<<<<
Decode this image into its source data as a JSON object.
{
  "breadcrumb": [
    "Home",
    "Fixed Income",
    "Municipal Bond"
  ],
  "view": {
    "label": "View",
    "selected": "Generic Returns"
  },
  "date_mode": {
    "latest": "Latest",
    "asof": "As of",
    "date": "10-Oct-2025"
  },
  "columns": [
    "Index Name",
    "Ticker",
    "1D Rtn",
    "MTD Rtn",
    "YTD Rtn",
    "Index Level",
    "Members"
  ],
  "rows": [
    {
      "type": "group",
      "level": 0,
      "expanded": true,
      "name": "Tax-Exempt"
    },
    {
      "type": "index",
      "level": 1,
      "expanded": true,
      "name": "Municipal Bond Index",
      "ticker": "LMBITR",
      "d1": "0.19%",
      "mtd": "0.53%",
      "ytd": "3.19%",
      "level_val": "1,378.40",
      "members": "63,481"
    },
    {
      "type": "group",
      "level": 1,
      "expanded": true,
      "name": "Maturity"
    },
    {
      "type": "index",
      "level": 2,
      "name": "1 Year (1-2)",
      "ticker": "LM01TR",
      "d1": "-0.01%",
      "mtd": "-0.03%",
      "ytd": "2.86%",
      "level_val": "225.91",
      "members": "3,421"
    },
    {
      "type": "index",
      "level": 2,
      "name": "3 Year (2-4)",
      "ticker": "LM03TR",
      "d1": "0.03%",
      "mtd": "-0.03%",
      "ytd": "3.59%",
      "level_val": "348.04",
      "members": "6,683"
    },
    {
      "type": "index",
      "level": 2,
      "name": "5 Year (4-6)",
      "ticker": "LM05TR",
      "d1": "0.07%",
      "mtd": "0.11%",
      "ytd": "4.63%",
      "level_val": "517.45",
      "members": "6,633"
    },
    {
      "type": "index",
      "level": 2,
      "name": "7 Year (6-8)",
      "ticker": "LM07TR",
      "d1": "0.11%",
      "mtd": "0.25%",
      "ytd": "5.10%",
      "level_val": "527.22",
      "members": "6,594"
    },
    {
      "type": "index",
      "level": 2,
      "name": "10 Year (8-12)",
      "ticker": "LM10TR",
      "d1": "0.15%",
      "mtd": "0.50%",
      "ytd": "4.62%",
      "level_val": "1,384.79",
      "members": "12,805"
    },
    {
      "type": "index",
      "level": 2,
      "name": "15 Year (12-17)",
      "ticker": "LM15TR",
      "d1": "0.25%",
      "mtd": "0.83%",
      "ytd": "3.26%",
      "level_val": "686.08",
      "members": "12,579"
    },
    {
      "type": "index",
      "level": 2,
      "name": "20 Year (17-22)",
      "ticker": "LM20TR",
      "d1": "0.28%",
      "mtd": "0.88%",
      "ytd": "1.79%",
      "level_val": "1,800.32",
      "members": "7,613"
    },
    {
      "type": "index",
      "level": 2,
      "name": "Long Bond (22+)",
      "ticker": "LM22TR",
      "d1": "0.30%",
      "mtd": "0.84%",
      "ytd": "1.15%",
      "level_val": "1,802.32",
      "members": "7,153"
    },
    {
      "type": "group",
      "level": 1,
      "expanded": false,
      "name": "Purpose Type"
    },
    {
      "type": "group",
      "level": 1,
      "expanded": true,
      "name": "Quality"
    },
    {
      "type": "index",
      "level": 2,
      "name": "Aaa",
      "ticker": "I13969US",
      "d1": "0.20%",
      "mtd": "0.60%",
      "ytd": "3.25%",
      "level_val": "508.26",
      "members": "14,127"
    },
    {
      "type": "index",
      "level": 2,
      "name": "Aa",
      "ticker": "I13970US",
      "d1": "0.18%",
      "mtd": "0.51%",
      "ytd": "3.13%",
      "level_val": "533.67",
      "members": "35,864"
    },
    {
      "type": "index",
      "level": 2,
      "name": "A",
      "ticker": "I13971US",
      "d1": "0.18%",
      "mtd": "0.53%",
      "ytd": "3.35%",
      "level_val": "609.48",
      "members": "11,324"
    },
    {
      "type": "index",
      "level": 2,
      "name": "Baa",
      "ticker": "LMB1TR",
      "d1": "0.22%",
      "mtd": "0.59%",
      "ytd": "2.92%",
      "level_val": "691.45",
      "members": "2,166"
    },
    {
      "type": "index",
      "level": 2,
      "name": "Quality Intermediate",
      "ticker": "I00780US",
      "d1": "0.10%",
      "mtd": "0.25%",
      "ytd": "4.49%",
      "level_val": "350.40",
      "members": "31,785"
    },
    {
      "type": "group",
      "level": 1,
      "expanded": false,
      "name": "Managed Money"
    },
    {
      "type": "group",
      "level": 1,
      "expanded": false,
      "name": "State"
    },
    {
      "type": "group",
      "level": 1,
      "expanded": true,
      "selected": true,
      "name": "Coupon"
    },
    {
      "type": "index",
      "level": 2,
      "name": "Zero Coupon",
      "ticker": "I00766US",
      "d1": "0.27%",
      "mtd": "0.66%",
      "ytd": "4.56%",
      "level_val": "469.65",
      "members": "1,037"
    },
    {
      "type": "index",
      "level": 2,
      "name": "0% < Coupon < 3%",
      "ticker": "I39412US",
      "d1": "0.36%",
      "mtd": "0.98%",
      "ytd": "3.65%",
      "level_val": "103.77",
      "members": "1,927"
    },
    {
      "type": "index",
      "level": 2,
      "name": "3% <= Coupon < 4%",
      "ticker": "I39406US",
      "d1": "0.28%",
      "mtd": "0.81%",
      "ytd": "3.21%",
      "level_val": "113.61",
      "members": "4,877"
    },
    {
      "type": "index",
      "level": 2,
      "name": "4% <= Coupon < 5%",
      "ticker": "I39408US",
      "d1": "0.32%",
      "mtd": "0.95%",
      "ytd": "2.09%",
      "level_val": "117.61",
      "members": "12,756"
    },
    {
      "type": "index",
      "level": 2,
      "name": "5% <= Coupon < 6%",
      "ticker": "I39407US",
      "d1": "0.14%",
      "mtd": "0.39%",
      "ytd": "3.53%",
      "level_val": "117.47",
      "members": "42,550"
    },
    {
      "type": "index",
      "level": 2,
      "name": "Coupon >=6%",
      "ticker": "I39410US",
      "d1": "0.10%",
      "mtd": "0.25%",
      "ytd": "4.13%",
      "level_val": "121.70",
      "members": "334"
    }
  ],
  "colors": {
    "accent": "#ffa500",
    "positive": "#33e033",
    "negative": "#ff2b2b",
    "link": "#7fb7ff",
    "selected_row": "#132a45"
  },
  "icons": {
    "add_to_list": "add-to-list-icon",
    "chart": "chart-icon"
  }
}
>>>>
▶ _Aim of the task_: Take every line that includes the string "Bond" and copy it.

▶ _Complete response_:
    "Municipal Bond"
      "name": "Municipal Bond Index",
      "name": "Long Bond (22+)",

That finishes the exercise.